Given task ▸ Can you restate the records below word for word?

(Stored data)
• • • • • • •
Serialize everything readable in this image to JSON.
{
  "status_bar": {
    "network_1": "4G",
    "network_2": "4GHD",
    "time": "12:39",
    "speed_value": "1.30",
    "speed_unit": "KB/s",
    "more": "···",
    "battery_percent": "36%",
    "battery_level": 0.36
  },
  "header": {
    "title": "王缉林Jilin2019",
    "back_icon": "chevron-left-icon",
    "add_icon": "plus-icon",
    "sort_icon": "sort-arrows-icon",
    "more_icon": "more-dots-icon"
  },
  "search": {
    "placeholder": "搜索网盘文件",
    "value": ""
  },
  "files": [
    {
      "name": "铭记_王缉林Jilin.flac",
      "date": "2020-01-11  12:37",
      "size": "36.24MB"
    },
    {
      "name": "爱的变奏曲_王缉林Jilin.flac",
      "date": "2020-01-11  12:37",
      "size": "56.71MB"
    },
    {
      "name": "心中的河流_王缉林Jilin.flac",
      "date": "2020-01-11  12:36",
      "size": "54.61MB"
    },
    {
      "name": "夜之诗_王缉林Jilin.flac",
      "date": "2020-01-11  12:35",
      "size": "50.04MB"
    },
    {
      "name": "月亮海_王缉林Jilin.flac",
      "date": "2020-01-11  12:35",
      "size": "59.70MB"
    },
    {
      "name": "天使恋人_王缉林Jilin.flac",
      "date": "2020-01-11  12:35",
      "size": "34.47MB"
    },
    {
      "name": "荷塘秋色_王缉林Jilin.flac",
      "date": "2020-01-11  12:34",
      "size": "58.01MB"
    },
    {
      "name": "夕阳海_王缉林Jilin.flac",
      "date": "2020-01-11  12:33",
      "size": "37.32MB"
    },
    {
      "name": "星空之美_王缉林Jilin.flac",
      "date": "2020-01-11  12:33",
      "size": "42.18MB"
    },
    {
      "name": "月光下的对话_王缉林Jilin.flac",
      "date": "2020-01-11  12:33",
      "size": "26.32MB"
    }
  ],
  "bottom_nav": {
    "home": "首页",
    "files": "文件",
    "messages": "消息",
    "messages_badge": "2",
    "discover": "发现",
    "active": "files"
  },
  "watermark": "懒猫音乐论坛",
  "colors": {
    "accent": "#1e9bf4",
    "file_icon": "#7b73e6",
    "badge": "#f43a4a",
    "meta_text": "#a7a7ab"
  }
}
• • • • • • •
Written response ▸
Serialize everything readable in this image to JSON.
{
  "status_bar": {
    "network_1": "4G",
    "network_2": "4GHD",
    "time": "12:39",
    "speed_value": "1.30",
    "speed_unit": "KB/s",
    "more": "···",
    "battery_percent": "36%",
    "battery_level": 0.36
  },
  "header": {
    "title": "王缉林Jilin2019",
    "back_icon": "chevron-left-icon",
    "add_icon": "plus-icon",
    "sort_icon": "sort-arrows-icon",
    "more_icon": "more-dots-icon"
  },
  "search": {
    "placeholder": "搜索网盘文件",
    "value": ""
  },
  "files": [
    {
      "name": "铭记_王缉林Jilin.flac",
      "date": "2020-01-11  12:37",
      "size": "36.24MB"
    },
    {
      "name": "爱的变奏曲_王缉林Jilin.flac",
      "date": "2020-01-11  12:37",
      "size": "56.71MB"
    },
    {
      "name": "心中的河流_王缉林Jilin.flac",
      "date": "2020-01-11  12:36",
      "size": "54.61MB"
    },
    {
      "name": "夜之诗_王缉林Jilin.flac",
      "date": "2020-01-11  12:35",
      "size": "50.04MB"
    },
    {
      "name": "月亮海_王缉林Jilin.flac",
      "date": "2020-01-11  12:35",
      "size": "59.70MB"
    },
    {
      "name": "天使恋人_王缉林Jilin.flac",
      "date": "2020-01-11  12:35",
      "size": "34.47MB"
    },
    {
      "name": "荷塘秋色_王缉林Jilin.flac",
      "date": "2020-01-11  12:34",
      "size": "58.01MB"
    },
    {
      "name": "夕阳海_王缉林Jilin.flac",
      "date": "2020-01-11  12:33",
      "size": "37.32MB"
    },
    {
      "name": "星空之美_王缉林Jilin.flac",
      "date": "2020-01-11  12:33",
      "size": "42.18MB"
    },
    {
      "name": "月光下的对话_王缉林Jilin.flac",
      "date": "2020-01-11  12:33",
      "size": "26.32MB"
    }
  ],
  "bottom_nav": {
    "home": "首页",
    "files": "文件",
    "messages": "消息",
    "messages_badge": "2",
    "discover": "发现",
    "active": "files"
  },
  "watermark": "懒猫音乐论坛",
  "colors": {
    "accent": "#1e9bf4",
    "file_icon": "#7b73e6",
    "badge": "#f43a4a",
    "meta_text": "#a7a7ab"
  }
}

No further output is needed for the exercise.